* [Task details]: Give back the records below exactly, every one, with no pictures.

* [Records for the exercise]:
--- Start ---

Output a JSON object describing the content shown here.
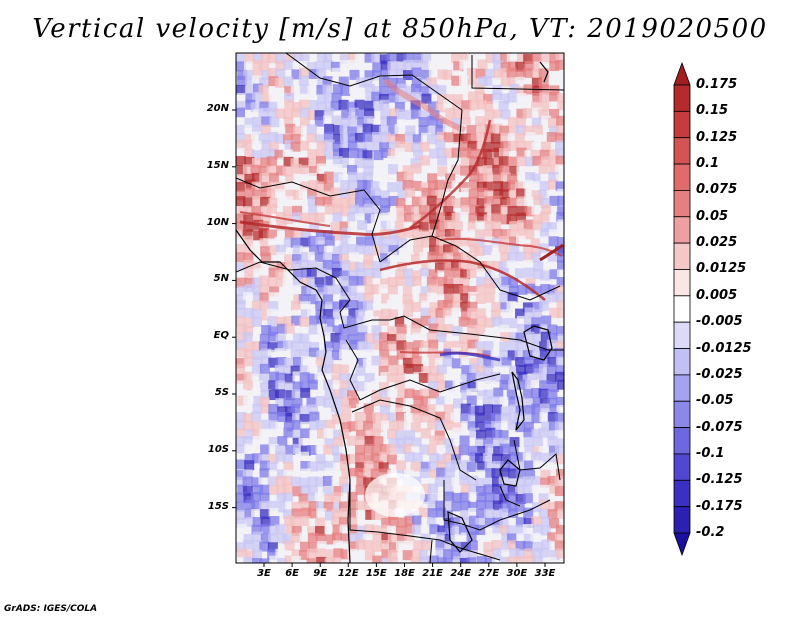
{
  "title": "Vertical velocity [m/s] at 850hPa, VT: 2019020500",
  "credit": "GrADS: IGES/COLA",
  "map": {
    "y_labels": [
      "20N",
      "15N",
      "10N",
      "5N",
      "EQ",
      "5S",
      "10S",
      "15S"
    ],
    "x_labels": [
      "3E",
      "6E",
      "9E",
      "12E",
      "15E",
      "18E",
      "21E",
      "24E",
      "27E",
      "30E",
      "33E"
    ],
    "field_colors": {
      "strong_neg": "#3a2fc0",
      "neg": "#7f7bea",
      "weak_neg": "#c9c7f4",
      "neutral": "#f2f2f7",
      "weak_pos": "#f4c0c0",
      "pos": "#e68080",
      "strong_pos": "#b52a2a"
    }
  },
  "colorbar": {
    "labels": [
      "0.175",
      "0.15",
      "0.125",
      "0.1",
      "0.075",
      "0.05",
      "0.025",
      "0.0125",
      "0.005",
      "-0.005",
      "-0.0125",
      "-0.025",
      "-0.05",
      "-0.075",
      "-0.1",
      "-0.125",
      "-0.175",
      "-0.2"
    ],
    "colors": [
      "#a31e1e",
      "#b52a2a",
      "#c63c3c",
      "#d45454",
      "#e06b6b",
      "#e68080",
      "#eea0a0",
      "#f5c8c8",
      "#fbe6e6",
      "#ffffff",
      "#dcdaf7",
      "#c2c0f2",
      "#a5a2ee",
      "#8c88e8",
      "#6e68df",
      "#5048d2",
      "#3b30c4",
      "#2b20b2",
      "#1c0ea0"
    ]
  }
}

--- End ---

* [Exercise output]:
Output a JSON object describing the content shown here.
{
  "title": "Vertical velocity [m/s] at 850hPa, VT: 2019020500",
  "credit": "GrADS: IGES/COLA",
  "map": {
    "y_labels": [
      "20N",
      "15N",
      "10N",
      "5N",
      "EQ",
      "5S",
      "10S",
      "15S"
    ],
    "x_labels": [
      "3E",
      "6E",
      "9E",
      "12E",
      "15E",
      "18E",
      "21E",
      "24E",
      "27E",
      "30E",
      "33E"
    ],
    "field_colors": {
      "strong_neg": "#3a2fc0",
      "neg": "#7f7bea",
      "weak_neg": "#c9c7f4",
      "neutral": "#f2f2f7",
      "weak_pos": "#f4c0c0",
      "pos": "#e68080",
      "strong_pos": "#b52a2a"
    }
  },
  "colorbar": {
    "labels": [
      "0.175",
      "0.15",
      "0.125",
      "0.1",
      "0.075",
      "0.05",
      "0.025",
      "0.0125",
      "0.005",
      "-0.005",
      "-0.0125",
      "-0.025",
      "-0.05",
      "-0.075",
      "-0.1",
      "-0.125",
      "-0.175",
      "-0.2"
    ],
    "colors": [
      "#a31e1e",
      "#b52a2a",
      "#c63c3c",
      "#d45454",
      "#e06b6b",
      "#e68080",
      "#eea0a0",
      "#f5c8c8",
      "#fbe6e6",
      "#ffffff",
      "#dcdaf7",
      "#c2c0f2",
      "#a5a2ee",
      "#8c88e8",
      "#6e68df",
      "#5048d2",
      "#3b30c4",
      "#2b20b2",
      "#1c0ea0"
    ]
  }
}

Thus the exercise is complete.